Problem to solve »
Isolate every line in the data with the string "color" and copy it.

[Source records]
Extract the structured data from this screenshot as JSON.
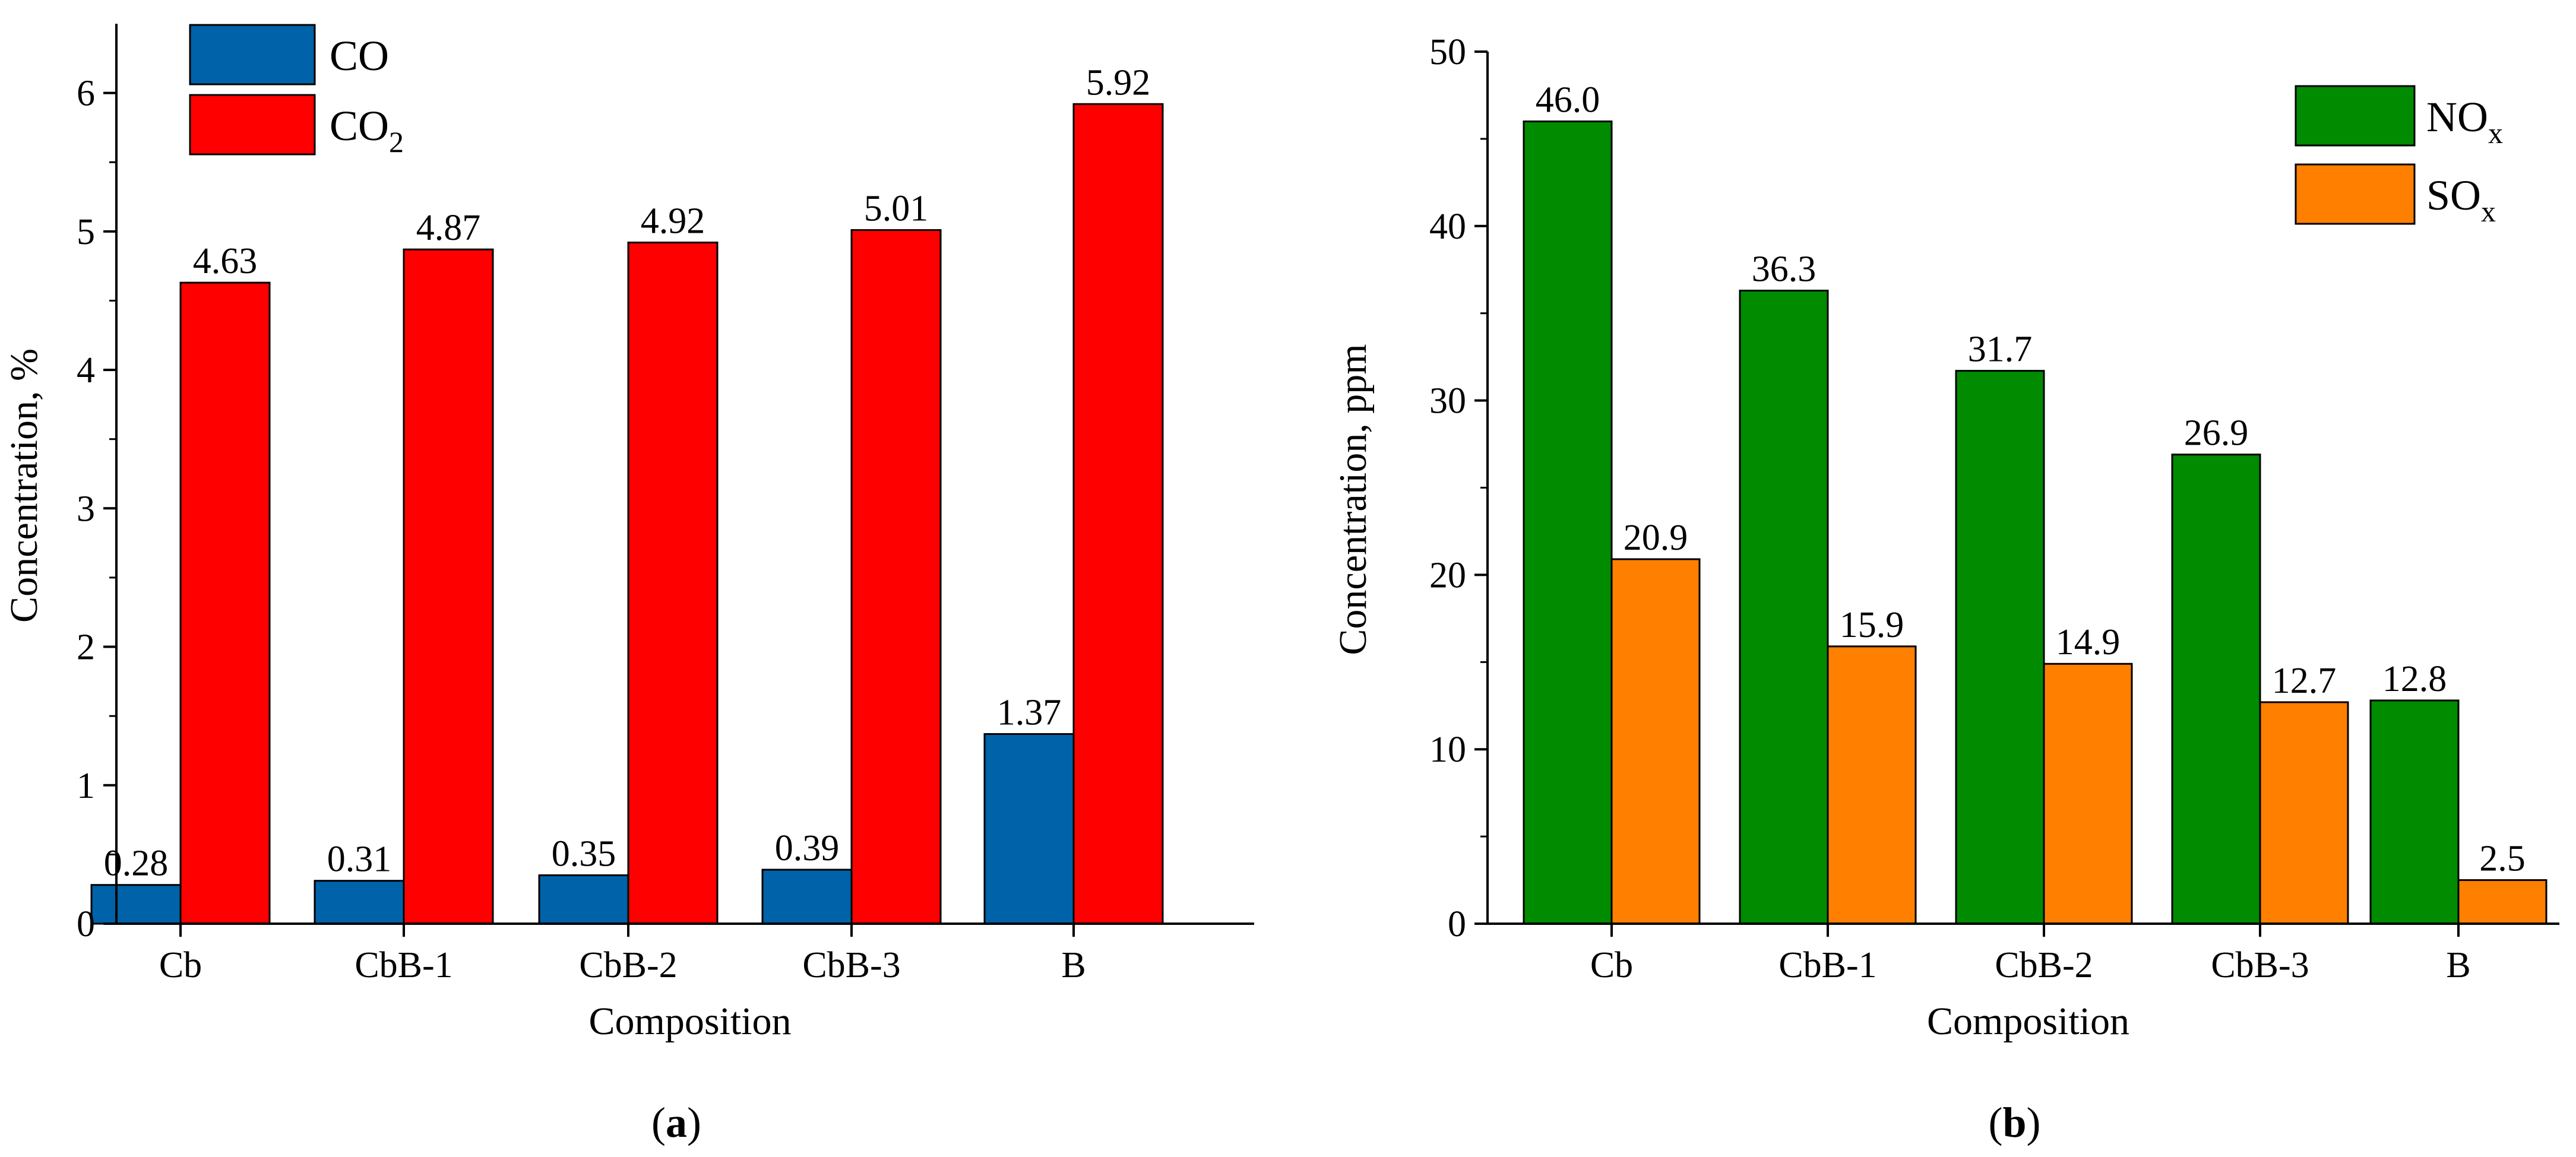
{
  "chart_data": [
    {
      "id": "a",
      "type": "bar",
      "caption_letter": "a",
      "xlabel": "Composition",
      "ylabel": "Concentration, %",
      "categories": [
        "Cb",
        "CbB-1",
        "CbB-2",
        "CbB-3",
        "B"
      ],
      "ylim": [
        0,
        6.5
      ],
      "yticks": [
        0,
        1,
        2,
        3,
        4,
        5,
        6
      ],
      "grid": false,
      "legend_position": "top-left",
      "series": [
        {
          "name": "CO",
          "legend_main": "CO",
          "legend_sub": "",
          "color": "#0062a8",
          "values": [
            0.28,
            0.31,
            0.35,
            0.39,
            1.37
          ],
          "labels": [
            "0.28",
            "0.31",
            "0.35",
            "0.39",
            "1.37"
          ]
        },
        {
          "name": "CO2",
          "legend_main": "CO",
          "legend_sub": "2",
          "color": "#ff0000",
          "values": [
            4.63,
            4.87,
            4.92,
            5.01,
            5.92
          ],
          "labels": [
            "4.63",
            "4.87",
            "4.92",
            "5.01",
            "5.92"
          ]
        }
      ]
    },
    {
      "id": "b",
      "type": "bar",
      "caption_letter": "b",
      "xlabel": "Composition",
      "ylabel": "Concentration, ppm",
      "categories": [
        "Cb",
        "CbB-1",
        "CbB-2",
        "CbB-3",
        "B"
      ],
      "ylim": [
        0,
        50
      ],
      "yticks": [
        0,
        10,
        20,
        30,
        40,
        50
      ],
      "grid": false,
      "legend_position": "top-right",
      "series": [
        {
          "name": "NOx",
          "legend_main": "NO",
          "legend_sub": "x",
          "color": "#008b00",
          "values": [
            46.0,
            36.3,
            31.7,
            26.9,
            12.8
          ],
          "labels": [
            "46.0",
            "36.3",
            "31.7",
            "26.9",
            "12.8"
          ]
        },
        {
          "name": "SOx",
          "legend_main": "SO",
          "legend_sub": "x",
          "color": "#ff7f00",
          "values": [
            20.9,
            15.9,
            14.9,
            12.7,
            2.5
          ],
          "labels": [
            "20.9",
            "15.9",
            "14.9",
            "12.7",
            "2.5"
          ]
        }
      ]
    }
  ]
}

Correct response »
          "color": "#0062a8",
          "color": "#ff0000",
          "color": "#008b00",
          "color": "#ff7f00",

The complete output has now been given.